▶ [TASK]
Count the lines below that contain the word "made", treating case as significant, and give only the number.
[Start of INPUT FOR THIS TASK]
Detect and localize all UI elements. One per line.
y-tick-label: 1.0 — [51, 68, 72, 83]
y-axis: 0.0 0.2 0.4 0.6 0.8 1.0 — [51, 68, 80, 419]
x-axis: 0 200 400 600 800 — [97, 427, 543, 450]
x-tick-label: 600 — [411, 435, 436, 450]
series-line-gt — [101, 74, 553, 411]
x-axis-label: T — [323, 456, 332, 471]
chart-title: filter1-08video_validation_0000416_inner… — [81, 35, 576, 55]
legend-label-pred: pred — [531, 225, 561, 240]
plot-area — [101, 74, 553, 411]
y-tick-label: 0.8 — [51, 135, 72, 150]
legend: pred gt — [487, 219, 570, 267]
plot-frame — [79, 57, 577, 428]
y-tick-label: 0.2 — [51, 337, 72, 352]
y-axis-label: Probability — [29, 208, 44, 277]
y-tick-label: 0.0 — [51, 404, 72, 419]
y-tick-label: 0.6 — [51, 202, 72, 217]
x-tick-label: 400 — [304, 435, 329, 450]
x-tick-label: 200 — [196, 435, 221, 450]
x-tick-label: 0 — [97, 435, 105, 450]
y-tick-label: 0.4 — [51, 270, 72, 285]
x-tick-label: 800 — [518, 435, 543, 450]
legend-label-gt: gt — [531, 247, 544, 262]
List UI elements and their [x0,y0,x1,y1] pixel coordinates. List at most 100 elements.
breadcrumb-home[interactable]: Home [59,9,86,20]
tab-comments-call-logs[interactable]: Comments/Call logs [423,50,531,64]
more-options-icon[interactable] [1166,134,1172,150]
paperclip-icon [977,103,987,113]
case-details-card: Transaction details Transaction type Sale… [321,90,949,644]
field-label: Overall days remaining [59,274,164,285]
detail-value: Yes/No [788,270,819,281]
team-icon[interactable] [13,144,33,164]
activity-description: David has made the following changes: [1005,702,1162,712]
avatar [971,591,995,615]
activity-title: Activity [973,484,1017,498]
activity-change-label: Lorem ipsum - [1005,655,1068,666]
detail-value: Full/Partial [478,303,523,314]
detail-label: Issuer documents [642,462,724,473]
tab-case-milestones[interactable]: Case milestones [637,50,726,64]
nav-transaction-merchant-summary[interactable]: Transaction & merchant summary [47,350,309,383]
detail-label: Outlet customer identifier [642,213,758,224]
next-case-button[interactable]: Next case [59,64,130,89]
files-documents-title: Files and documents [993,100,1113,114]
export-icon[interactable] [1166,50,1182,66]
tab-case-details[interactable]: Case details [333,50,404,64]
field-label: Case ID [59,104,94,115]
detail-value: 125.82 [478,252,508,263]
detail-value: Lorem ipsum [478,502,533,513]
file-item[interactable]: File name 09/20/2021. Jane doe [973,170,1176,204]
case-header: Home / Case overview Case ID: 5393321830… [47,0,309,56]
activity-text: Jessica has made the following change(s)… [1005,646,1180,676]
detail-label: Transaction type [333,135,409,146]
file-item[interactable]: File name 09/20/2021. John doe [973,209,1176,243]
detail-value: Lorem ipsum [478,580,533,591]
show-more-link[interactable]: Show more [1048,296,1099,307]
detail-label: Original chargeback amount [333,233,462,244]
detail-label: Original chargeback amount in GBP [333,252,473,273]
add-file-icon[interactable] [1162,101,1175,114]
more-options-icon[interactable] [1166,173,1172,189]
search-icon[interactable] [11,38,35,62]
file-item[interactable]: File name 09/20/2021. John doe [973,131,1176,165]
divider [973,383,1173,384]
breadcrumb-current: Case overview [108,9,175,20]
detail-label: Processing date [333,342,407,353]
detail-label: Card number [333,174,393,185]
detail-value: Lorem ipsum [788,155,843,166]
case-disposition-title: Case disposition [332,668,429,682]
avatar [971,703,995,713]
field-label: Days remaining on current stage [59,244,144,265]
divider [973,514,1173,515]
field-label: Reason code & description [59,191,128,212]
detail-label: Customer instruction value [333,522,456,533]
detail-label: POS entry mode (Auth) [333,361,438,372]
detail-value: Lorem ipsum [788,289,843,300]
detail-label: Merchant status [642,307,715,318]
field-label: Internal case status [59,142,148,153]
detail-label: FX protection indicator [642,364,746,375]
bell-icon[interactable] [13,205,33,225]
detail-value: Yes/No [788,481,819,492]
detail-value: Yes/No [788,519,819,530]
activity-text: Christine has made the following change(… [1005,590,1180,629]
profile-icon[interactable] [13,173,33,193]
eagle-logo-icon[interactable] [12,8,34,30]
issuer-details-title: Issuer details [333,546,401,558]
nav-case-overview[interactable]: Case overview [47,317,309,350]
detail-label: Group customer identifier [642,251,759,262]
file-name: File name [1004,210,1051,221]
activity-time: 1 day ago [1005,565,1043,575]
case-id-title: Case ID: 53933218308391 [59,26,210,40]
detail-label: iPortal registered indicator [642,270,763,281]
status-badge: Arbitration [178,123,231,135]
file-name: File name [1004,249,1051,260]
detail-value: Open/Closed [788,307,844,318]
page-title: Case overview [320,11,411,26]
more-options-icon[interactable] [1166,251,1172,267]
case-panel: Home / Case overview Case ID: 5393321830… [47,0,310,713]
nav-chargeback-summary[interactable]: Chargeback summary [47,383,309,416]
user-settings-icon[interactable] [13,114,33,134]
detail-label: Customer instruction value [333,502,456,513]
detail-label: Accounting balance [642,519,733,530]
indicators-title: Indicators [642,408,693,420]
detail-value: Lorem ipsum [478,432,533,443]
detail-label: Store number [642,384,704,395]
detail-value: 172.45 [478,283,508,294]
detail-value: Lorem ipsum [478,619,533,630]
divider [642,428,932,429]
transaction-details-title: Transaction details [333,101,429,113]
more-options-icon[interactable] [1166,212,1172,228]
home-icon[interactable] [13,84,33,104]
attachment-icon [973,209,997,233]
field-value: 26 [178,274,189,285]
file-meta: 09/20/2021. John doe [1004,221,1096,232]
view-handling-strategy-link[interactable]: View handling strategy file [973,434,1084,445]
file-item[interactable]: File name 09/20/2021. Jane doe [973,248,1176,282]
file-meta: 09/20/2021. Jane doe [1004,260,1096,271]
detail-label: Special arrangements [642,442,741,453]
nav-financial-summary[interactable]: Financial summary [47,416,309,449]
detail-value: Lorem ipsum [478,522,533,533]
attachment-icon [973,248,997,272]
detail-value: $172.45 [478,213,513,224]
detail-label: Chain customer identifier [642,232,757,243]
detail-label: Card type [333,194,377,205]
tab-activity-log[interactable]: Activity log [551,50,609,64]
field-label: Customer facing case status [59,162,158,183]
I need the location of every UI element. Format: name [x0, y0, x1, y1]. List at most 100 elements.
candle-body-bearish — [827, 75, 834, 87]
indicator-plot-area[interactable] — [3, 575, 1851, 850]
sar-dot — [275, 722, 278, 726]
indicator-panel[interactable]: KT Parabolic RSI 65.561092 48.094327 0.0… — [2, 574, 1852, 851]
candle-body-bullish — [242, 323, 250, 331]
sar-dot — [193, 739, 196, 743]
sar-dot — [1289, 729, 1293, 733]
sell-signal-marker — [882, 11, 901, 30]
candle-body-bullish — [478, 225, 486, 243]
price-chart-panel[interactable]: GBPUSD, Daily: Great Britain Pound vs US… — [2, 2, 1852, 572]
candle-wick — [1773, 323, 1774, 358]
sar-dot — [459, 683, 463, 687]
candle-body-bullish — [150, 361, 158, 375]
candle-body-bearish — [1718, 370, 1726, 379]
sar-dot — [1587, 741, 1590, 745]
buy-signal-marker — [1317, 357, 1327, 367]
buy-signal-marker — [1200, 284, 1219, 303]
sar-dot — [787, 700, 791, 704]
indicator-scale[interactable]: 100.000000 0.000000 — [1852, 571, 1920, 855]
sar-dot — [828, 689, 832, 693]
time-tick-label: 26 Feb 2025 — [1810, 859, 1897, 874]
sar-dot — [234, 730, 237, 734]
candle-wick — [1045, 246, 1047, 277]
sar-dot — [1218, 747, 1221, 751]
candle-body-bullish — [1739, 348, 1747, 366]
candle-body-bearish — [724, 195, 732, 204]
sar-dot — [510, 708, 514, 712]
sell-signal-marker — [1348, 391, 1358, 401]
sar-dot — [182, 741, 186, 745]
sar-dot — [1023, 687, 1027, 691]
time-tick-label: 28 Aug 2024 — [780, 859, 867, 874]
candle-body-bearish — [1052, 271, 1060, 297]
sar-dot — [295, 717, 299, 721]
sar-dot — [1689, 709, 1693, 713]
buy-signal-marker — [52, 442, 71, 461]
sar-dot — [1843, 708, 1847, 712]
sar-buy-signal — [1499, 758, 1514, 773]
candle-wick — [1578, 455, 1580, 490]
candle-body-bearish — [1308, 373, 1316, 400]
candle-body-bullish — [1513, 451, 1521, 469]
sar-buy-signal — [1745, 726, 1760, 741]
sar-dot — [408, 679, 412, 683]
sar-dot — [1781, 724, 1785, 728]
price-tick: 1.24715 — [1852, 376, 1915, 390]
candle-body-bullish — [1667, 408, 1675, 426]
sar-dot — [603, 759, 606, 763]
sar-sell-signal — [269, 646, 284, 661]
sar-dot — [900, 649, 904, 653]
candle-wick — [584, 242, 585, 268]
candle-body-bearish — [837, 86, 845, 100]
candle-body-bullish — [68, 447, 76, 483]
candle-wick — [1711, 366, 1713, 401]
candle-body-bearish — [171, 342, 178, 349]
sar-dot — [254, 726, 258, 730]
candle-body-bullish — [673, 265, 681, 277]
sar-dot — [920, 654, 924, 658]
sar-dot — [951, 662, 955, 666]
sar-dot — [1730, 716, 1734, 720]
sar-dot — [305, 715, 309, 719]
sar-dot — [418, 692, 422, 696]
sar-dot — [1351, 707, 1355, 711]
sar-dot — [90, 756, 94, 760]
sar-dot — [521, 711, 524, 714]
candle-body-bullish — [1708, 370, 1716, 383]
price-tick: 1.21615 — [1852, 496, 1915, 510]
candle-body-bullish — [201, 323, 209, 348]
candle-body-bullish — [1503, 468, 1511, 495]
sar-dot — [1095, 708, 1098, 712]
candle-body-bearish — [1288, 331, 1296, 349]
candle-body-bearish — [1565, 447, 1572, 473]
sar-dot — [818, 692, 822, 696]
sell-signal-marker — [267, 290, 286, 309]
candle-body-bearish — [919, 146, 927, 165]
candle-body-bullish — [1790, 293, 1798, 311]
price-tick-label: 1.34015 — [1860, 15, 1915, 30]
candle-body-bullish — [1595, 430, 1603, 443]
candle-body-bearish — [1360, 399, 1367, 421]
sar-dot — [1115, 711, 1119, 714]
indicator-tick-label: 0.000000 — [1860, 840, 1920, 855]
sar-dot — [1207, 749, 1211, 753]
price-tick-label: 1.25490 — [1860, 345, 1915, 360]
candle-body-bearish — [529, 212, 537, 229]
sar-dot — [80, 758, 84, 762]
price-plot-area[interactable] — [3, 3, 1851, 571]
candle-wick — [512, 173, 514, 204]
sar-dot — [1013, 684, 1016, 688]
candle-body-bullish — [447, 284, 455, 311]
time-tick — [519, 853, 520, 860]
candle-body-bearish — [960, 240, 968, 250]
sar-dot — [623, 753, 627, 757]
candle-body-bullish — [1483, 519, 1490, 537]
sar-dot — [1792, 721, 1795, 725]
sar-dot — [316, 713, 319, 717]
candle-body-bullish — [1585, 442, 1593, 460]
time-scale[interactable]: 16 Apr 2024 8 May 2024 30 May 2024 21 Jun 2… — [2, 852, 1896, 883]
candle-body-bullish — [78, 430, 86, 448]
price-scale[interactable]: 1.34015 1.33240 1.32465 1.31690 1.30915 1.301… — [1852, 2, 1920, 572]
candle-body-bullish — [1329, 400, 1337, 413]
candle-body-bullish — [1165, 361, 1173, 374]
[End of INPUT FOR THIS TASK]
▶ [PROBLEM SOLUTION]
3